*Information given*

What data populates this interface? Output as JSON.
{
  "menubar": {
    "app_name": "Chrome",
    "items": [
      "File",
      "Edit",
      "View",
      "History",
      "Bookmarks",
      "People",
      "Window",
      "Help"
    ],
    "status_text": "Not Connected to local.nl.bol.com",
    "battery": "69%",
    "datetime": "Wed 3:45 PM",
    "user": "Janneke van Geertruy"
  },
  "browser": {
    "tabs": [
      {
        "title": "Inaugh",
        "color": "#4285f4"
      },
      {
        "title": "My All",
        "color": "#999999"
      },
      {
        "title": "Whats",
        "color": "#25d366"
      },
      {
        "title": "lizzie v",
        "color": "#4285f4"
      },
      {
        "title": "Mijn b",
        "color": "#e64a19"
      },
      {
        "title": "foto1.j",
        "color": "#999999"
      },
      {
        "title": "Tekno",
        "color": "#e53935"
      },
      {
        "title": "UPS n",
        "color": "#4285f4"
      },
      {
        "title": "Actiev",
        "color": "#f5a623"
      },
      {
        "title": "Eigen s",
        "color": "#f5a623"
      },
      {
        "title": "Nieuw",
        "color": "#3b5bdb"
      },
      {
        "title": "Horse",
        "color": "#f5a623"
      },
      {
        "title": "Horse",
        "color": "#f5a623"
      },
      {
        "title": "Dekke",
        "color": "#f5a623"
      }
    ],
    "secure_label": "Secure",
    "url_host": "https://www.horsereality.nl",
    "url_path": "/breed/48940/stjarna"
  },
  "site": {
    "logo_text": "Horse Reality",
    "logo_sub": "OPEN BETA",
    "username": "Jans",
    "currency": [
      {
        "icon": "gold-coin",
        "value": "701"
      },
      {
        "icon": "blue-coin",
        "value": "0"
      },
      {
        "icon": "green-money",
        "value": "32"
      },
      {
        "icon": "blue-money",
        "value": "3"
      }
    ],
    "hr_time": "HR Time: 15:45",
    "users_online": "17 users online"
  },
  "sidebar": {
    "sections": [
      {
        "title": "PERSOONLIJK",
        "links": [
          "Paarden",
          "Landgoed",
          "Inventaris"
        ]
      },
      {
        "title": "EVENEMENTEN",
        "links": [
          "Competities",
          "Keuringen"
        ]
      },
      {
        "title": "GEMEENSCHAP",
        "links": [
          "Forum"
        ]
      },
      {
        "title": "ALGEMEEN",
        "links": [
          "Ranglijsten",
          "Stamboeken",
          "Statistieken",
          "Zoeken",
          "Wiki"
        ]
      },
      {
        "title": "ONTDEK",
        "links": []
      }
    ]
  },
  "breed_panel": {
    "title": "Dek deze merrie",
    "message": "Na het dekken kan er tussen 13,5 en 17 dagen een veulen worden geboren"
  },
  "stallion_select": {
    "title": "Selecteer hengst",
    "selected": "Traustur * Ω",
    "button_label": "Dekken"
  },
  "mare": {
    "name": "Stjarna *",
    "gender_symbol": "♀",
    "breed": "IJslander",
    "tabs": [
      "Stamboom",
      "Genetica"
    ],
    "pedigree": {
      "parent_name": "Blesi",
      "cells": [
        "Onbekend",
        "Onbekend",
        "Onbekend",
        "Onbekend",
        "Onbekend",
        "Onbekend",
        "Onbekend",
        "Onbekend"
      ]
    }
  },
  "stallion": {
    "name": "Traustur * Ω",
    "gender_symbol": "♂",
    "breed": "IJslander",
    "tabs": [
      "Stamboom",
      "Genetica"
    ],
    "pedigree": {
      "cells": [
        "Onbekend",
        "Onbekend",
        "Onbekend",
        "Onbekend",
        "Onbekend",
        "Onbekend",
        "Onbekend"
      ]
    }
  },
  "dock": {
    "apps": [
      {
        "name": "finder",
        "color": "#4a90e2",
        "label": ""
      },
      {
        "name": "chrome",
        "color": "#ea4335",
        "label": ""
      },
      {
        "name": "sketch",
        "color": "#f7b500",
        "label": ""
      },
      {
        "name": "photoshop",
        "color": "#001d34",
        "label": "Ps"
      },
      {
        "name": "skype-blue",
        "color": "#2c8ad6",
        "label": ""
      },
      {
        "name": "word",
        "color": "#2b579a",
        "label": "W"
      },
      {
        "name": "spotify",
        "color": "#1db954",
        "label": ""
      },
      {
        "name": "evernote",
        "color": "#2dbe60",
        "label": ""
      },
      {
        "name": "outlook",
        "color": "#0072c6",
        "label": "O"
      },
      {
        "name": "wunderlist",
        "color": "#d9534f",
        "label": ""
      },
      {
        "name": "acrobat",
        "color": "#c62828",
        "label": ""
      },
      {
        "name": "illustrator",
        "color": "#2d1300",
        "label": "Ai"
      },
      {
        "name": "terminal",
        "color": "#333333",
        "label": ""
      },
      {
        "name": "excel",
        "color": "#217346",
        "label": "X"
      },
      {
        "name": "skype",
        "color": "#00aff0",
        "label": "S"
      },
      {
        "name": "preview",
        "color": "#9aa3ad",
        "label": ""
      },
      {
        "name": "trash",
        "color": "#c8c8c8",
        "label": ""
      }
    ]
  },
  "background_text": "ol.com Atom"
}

*What you should do*
Restate each of the entries above verbatim.

*Task output*
What data populates this interface? Output as JSON.
{
  "menubar": {
    "app_name": "Chrome",
    "items": [
      "File",
      "Edit",
      "View",
      "History",
      "Bookmarks",
      "People",
      "Window",
      "Help"
    ],
    "status_text": "Not Connected to local.nl.bol.com",
    "battery": "69%",
    "datetime": "Wed 3:45 PM",
    "user": "Janneke van Geertruy"
  },
  "browser": {
    "tabs": [
      {
        "title": "Inaugh",
        "color": "#4285f4"
      },
      {
        "title": "My All",
        "color": "#999999"
      },
      {
        "title": "Whats",
        "color": "#25d366"
      },
      {
        "title": "lizzie v",
        "color": "#4285f4"
      },
      {
        "title": "Mijn b",
        "color": "#e64a19"
      },
      {
        "title": "foto1.j",
        "color": "#999999"
      },
      {
        "title": "Tekno",
        "color": "#e53935"
      },
      {
        "title": "UPS n",
        "color": "#4285f4"
      },
      {
        "title": "Actiev",
        "color": "#f5a623"
      },
      {
        "title": "Eigen s",
        "color": "#f5a623"
      },
      {
        "title": "Nieuw",
        "color": "#3b5bdb"
      },
      {
        "title": "Horse",
        "color": "#f5a623"
      },
      {
        "title": "Horse",
        "color": "#f5a623"
      },
      {
        "title": "Dekke",
        "color": "#f5a623"
      }
    ],
    "secure_label": "Secure",
    "url_host": "https://www.horsereality.nl",
    "url_path": "/breed/48940/stjarna"
  },
  "site": {
    "logo_text": "Horse Reality",
    "logo_sub": "OPEN BETA",
    "username": "Jans",
    "currency": [
      {
        "icon": "gold-coin",
        "value": "701"
      },
      {
        "icon": "blue-coin",
        "value": "0"
      },
      {
        "icon": "green-money",
        "value": "32"
      },
      {
        "icon": "blue-money",
        "value": "3"
      }
    ],
    "hr_time": "HR Time: 15:45",
    "users_online": "17 users online"
  },
  "sidebar": {
    "sections": [
      {
        "title": "PERSOONLIJK",
        "links": [
          "Paarden",
          "Landgoed",
          "Inventaris"
        ]
      },
      {
        "title": "EVENEMENTEN",
        "links": [
          "Competities",
          "Keuringen"
        ]
      },
      {
        "title": "GEMEENSCHAP",
        "links": [
          "Forum"
        ]
      },
      {
        "title": "ALGEMEEN",
        "links": [
          "Ranglijsten",
          "Stamboeken",
          "Statistieken",
          "Zoeken",
          "Wiki"
        ]
      },
      {
        "title": "ONTDEK",
        "links": []
      }
    ]
  },
  "breed_panel": {
    "title": "Dek deze merrie",
    "message": "Na het dekken kan er tussen 13,5 en 17 dagen een veulen worden geboren"
  },
  "stallion_select": {
    "title": "Selecteer hengst",
    "selected": "Traustur * Ω",
    "button_label": "Dekken"
  },
  "mare": {
    "name": "Stjarna *",
    "gender_symbol": "♀",
    "breed": "IJslander",
    "tabs": [
      "Stamboom",
      "Genetica"
    ],
    "pedigree": {
      "parent_name": "Blesi",
      "cells": [
        "Onbekend",
        "Onbekend",
        "Onbekend",
        "Onbekend",
        "Onbekend",
        "Onbekend",
        "Onbekend",
        "Onbekend"
      ]
    }
  },
  "stallion": {
    "name": "Traustur * Ω",
    "gender_symbol": "♂",
    "breed": "IJslander",
    "tabs": [
      "Stamboom",
      "Genetica"
    ],
    "pedigree": {
      "cells": [
        "Onbekend",
        "Onbekend",
        "Onbekend",
        "Onbekend",
        "Onbekend",
        "Onbekend",
        "Onbekend"
      ]
    }
  },
  "dock": {
    "apps": [
      {
        "name": "finder",
        "color": "#4a90e2",
        "label": ""
      },
      {
        "name": "chrome",
        "color": "#ea4335",
        "label": ""
      },
      {
        "name": "sketch",
        "color": "#f7b500",
        "label": ""
      },
      {
        "name": "photoshop",
        "color": "#001d34",
        "label": "Ps"
      },
      {
        "name": "skype-blue",
        "color": "#2c8ad6",
        "label": ""
      },
      {
        "name": "word",
        "color": "#2b579a",
        "label": "W"
      },
      {
        "name": "spotify",
        "color": "#1db954",
        "label": ""
      },
      {
        "name": "evernote",
        "color": "#2dbe60",
        "label": ""
      },
      {
        "name": "outlook",
        "color": "#0072c6",
        "label": "O"
      },
      {
        "name": "wunderlist",
        "color": "#d9534f",
        "label": ""
      },
      {
        "name": "acrobat",
        "color": "#c62828",
        "label": ""
      },
      {
        "name": "illustrator",
        "color": "#2d1300",
        "label": "Ai"
      },
      {
        "name": "terminal",
        "color": "#333333",
        "label": ""
      },
      {
        "name": "excel",
        "color": "#217346",
        "label": "X"
      },
      {
        "name": "skype",
        "color": "#00aff0",
        "label": "S"
      },
      {
        "name": "preview",
        "color": "#9aa3ad",
        "label": ""
      },
      {
        "name": "trash",
        "color": "#c8c8c8",
        "label": ""
      }
    ]
  },
  "background_text": "ol.com Atom"
}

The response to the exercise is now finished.